• DIRECTIVE:
Return all lines that include the string "месяц".
═══ MATERIAL FOR THE TASK ═══
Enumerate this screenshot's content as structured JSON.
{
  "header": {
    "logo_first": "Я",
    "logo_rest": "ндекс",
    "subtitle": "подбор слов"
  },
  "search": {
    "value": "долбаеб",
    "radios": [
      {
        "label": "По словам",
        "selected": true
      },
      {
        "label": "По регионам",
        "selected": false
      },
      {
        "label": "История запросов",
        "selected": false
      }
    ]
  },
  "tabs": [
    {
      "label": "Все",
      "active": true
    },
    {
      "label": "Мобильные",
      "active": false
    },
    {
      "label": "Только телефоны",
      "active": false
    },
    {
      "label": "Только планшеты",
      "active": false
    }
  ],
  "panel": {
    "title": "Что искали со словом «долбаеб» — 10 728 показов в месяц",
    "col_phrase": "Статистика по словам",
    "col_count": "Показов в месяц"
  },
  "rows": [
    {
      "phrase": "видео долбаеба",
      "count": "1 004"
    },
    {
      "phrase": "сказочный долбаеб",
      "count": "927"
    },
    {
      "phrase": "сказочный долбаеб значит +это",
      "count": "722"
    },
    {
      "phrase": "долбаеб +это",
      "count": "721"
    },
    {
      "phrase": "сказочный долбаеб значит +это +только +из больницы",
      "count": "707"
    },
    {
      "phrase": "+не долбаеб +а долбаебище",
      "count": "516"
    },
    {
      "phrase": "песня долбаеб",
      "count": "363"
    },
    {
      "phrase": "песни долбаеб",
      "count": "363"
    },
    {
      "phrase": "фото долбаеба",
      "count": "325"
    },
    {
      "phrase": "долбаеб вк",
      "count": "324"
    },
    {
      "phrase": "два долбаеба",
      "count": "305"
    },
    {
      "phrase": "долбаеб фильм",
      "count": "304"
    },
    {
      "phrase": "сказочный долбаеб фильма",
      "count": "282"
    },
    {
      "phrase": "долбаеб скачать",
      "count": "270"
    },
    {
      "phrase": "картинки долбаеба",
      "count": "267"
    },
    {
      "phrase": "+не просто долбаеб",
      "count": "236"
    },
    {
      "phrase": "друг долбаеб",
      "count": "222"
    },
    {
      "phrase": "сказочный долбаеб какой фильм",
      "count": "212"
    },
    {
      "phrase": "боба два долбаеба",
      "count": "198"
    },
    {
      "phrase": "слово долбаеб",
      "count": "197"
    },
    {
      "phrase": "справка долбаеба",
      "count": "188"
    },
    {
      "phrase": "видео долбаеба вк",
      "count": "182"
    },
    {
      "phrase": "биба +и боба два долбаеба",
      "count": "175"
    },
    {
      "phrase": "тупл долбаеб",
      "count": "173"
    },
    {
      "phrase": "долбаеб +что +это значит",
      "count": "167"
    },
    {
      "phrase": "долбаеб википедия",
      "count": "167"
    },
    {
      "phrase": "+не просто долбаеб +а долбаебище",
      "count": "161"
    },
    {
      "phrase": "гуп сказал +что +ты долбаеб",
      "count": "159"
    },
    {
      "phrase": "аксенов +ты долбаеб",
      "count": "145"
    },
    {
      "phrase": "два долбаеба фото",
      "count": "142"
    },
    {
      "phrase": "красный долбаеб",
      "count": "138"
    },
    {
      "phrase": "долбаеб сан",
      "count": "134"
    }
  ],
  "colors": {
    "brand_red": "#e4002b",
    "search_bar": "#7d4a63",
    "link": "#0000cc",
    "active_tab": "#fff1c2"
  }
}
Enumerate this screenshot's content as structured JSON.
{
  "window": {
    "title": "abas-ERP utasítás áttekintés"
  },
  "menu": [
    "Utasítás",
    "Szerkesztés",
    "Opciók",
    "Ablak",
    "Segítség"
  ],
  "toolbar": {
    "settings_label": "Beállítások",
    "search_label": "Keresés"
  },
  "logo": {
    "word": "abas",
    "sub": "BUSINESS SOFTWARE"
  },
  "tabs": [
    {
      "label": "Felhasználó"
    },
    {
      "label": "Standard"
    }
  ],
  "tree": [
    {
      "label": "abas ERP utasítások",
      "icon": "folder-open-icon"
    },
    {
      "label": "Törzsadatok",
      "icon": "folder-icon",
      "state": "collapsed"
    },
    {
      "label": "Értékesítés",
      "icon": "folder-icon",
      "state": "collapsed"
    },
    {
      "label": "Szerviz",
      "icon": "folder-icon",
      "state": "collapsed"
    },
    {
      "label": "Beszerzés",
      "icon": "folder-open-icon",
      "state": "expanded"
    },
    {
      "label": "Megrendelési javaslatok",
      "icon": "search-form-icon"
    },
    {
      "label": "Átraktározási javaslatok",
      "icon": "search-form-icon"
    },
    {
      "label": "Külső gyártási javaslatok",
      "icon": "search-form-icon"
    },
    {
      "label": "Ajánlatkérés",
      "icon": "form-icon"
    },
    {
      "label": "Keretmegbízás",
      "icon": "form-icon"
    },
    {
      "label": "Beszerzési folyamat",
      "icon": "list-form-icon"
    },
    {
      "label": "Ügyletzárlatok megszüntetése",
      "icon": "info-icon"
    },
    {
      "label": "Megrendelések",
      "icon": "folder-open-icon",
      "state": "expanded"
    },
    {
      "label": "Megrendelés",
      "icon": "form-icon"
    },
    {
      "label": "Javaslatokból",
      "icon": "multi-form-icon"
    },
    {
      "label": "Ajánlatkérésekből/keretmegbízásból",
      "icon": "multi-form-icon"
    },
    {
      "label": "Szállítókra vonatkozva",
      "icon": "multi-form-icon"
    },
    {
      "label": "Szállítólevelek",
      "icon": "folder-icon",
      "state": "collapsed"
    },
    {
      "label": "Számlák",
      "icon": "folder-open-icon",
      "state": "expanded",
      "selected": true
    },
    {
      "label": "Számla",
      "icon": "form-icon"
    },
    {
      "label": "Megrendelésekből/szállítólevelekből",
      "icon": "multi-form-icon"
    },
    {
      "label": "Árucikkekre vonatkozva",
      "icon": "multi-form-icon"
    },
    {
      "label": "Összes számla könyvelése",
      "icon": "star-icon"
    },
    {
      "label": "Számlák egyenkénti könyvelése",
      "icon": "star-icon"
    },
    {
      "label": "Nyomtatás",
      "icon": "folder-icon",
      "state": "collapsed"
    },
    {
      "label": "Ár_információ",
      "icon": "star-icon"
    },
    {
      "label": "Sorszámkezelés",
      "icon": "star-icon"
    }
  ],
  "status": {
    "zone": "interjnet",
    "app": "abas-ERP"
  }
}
═══
• REPLY TO THE EXERCISE:
    "title": "Что искали со словом «долбаеб» — 10 728 показов в месяц",
    "col_count": "Показов в месяц"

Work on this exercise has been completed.